EXTRACTED RECORDS:

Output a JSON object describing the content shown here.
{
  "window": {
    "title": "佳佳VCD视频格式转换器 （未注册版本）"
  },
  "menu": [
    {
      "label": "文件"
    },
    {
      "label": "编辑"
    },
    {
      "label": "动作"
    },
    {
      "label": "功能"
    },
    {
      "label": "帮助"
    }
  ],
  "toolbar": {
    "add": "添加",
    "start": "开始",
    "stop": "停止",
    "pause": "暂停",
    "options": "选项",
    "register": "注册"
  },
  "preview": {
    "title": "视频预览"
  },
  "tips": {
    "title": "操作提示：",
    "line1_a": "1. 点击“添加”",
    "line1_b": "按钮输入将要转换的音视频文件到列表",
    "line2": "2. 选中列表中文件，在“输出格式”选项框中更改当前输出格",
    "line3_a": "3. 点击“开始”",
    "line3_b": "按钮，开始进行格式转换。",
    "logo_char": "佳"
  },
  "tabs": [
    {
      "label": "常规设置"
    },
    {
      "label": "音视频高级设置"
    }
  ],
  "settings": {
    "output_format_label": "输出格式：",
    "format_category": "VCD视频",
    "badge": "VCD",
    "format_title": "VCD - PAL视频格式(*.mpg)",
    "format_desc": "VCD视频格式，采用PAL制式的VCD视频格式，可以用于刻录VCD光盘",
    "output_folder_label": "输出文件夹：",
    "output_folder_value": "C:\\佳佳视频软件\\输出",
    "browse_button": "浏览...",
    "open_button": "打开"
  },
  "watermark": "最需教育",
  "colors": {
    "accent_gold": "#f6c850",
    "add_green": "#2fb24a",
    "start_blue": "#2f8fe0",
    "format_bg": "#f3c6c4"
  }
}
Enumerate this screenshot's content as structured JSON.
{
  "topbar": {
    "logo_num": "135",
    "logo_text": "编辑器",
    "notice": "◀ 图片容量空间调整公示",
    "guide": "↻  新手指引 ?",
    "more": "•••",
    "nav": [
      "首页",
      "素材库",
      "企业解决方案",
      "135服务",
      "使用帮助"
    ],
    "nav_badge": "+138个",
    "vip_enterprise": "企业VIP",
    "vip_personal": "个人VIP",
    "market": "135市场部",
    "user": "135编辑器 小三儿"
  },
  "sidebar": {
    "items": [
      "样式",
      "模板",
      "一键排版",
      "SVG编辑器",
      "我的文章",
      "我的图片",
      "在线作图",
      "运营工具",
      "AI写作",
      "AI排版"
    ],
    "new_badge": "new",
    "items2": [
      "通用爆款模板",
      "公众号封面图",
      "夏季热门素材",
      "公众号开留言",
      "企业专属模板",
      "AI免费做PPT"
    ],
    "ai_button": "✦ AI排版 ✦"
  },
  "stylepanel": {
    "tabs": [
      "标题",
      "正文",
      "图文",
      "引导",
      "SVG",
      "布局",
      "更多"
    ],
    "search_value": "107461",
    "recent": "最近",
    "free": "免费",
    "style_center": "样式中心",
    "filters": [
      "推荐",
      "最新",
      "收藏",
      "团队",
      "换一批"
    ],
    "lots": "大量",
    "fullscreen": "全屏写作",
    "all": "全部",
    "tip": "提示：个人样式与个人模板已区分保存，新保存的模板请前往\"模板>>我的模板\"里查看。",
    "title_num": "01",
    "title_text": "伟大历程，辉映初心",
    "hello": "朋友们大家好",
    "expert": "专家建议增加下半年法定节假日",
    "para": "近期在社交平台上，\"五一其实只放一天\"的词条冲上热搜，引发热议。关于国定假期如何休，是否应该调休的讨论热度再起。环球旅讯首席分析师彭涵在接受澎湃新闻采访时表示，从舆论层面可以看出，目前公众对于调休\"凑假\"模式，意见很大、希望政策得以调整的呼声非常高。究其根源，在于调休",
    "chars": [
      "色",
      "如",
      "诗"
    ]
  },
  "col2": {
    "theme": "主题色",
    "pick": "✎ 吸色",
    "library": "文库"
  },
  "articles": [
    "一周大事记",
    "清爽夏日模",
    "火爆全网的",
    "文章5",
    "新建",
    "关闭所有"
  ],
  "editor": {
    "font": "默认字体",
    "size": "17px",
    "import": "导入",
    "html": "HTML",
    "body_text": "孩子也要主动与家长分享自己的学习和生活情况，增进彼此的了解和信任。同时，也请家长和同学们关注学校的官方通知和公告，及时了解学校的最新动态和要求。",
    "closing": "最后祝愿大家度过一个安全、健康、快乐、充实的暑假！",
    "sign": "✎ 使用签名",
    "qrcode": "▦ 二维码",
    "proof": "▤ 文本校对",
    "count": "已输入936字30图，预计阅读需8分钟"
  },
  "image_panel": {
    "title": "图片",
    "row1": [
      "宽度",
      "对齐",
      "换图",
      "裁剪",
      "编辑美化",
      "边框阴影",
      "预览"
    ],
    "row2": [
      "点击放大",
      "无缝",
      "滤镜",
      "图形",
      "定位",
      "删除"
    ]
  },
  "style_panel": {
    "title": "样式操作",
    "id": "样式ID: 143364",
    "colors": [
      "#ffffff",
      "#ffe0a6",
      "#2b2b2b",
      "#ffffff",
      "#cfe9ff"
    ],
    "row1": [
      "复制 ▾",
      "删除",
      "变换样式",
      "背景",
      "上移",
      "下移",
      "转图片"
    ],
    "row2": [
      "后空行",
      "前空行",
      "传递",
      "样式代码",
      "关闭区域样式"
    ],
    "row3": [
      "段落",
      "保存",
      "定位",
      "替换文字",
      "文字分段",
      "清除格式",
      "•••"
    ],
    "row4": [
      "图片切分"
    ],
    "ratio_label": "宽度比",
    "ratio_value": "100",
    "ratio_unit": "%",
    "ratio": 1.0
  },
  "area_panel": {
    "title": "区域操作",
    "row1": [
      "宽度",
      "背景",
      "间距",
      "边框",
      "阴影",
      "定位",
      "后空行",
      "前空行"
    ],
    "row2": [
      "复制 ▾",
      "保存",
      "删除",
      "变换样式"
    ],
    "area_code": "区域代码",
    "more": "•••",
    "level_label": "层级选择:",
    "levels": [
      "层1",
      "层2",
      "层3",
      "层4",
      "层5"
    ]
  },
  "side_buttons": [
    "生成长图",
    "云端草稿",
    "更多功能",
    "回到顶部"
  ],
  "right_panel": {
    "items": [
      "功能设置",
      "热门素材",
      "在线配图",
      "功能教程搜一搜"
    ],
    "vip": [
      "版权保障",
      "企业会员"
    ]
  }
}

TASK TO COMPLETE: Give back all the data exactly as written.

EXPECTED ANSWER:
Output a JSON object describing the content shown here.
{
  "window": {
    "title": "佳佳VCD视频格式转换器 （未注册版本）"
  },
  "menu": [
    {
      "label": "文件"
    },
    {
      "label": "编辑"
    },
    {
      "label": "动作"
    },
    {
      "label": "功能"
    },
    {
      "label": "帮助"
    }
  ],
  "toolbar": {
    "add": "添加",
    "start": "开始",
    "stop": "停止",
    "pause": "暂停",
    "options": "选项",
    "register": "注册"
  },
  "preview": {
    "title": "视频预览"
  },
  "tips": {
    "title": "操作提示：",
    "line1_a": "1. 点击“添加”",
    "line1_b": "按钮输入将要转换的音视频文件到列表",
    "line2": "2. 选中列表中文件，在“输出格式”选项框中更改当前输出格",
    "line3_a": "3. 点击“开始”",
    "line3_b": "按钮，开始进行格式转换。",
    "logo_char": "佳"
  },
  "tabs": [
    {
      "label": "常规设置"
    },
    {
      "label": "音视频高级设置"
    }
  ],
  "settings": {
    "output_format_label": "输出格式：",
    "format_category": "VCD视频",
    "badge": "VCD",
    "format_title": "VCD - PAL视频格式(*.mpg)",
    "format_desc": "VCD视频格式，采用PAL制式的VCD视频格式，可以用于刻录VCD光盘",
    "output_folder_label": "输出文件夹：",
    "output_folder_value": "C:\\佳佳视频软件\\输出",
    "browse_button": "浏览...",
    "open_button": "打开"
  },
  "watermark": "最需教育",
  "colors": {
    "accent_gold": "#f6c850",
    "add_green": "#2fb24a",
    "start_blue": "#2f8fe0",
    "format_bg": "#f3c6c4"
  }
}
Enumerate this screenshot's content as structured JSON.
{
  "topbar": {
    "logo_num": "135",
    "logo_text": "编辑器",
    "notice": "◀ 图片容量空间调整公示",
    "guide": "↻  新手指引 ?",
    "more": "•••",
    "nav": [
      "首页",
      "素材库",
      "企业解决方案",
      "135服务",
      "使用帮助"
    ],
    "nav_badge": "+138个",
    "vip_enterprise": "企业VIP",
    "vip_personal": "个人VIP",
    "market": "135市场部",
    "user": "135编辑器 小三儿"
  },
  "sidebar": {
    "items": [
      "样式",
      "模板",
      "一键排版",
      "SVG编辑器",
      "我的文章",
      "我的图片",
      "在线作图",
      "运营工具",
      "AI写作",
      "AI排版"
    ],
    "new_badge": "new",
    "items2": [
      "通用爆款模板",
      "公众号封面图",
      "夏季热门素材",
      "公众号开留言",
      "企业专属模板",
      "AI免费做PPT"
    ],
    "ai_button": "✦ AI排版 ✦"
  },
  "stylepanel": {
    "tabs": [
      "标题",
      "正文",
      "图文",
      "引导",
      "SVG",
      "布局",
      "更多"
    ],
    "search_value": "107461",
    "recent": "最近",
    "free": "免费",
    "style_center": "样式中心",
    "filters": [
      "推荐",
      "最新",
      "收藏",
      "团队",
      "换一批"
    ],
    "lots": "大量",
    "fullscreen": "全屏写作",
    "all": "全部",
    "tip": "提示：个人样式与个人模板已区分保存，新保存的模板请前往\"模板>>我的模板\"里查看。",
    "title_num": "01",
    "title_text": "伟大历程，辉映初心",
    "hello": "朋友们大家好",
    "expert": "专家建议增加下半年法定节假日",
    "para": "近期在社交平台上，\"五一其实只放一天\"的词条冲上热搜，引发热议。关于国定假期如何休，是否应该调休的讨论热度再起。环球旅讯首席分析师彭涵在接受澎湃新闻采访时表示，从舆论层面可以看出，目前公众对于调休\"凑假\"模式，意见很大、希望政策得以调整的呼声非常高。究其根源，在于调休",
    "chars": [
      "色",
      "如",
      "诗"
    ]
  },
  "col2": {
    "theme": "主题色",
    "pick": "✎ 吸色",
    "library": "文库"
  },
  "articles": [
    "一周大事记",
    "清爽夏日模",
    "火爆全网的",
    "文章5",
    "新建",
    "关闭所有"
  ],
  "editor": {
    "font": "默认字体",
    "size": "17px",
    "import": "导入",
    "html": "HTML",
    "body_text": "孩子也要主动与家长分享自己的学习和生活情况，增进彼此的了解和信任。同时，也请家长和同学们关注学校的官方通知和公告，及时了解学校的最新动态和要求。",
    "closing": "最后祝愿大家度过一个安全、健康、快乐、充实的暑假！",
    "sign": "✎ 使用签名",
    "qrcode": "▦ 二维码",
    "proof": "▤ 文本校对",
    "count": "已输入936字30图，预计阅读需8分钟"
  },
  "image_panel": {
    "title": "图片",
    "row1": [
      "宽度",
      "对齐",
      "换图",
      "裁剪",
      "编辑美化",
      "边框阴影",
      "预览"
    ],
    "row2": [
      "点击放大",
      "无缝",
      "滤镜",
      "图形",
      "定位",
      "删除"
    ]
  },
  "style_panel": {
    "title": "样式操作",
    "id": "样式ID: 143364",
    "colors": [
      "#ffffff",
      "#ffe0a6",
      "#2b2b2b",
      "#ffffff",
      "#cfe9ff"
    ],
    "row1": [
      "复制 ▾",
      "删除",
      "变换样式",
      "背景",
      "上移",
      "下移",
      "转图片"
    ],
    "row2": [
      "后空行",
      "前空行",
      "传递",
      "样式代码",
      "关闭区域样式"
    ],
    "row3": [
      "段落",
      "保存",
      "定位",
      "替换文字",
      "文字分段",
      "清除格式",
      "•••"
    ],
    "row4": [
      "图片切分"
    ],
    "ratio_label": "宽度比",
    "ratio_value": "100",
    "ratio_unit": "%",
    "ratio": 1.0
  },
  "area_panel": {
    "title": "区域操作",
    "row1": [
      "宽度",
      "背景",
      "间距",
      "边框",
      "阴影",
      "定位",
      "后空行",
      "前空行"
    ],
    "row2": [
      "复制 ▾",
      "保存",
      "删除",
      "变换样式"
    ],
    "area_code": "区域代码",
    "more": "•••",
    "level_label": "层级选择:",
    "levels": [
      "层1",
      "层2",
      "层3",
      "层4",
      "层5"
    ]
  },
  "side_buttons": [
    "生成长图",
    "云端草稿",
    "更多功能",
    "回到顶部"
  ],
  "right_panel": {
    "items": [
      "功能设置",
      "热门素材",
      "在线配图",
      "功能教程搜一搜"
    ],
    "vip": [
      "版权保障",
      "企业会员"
    ]
  }
}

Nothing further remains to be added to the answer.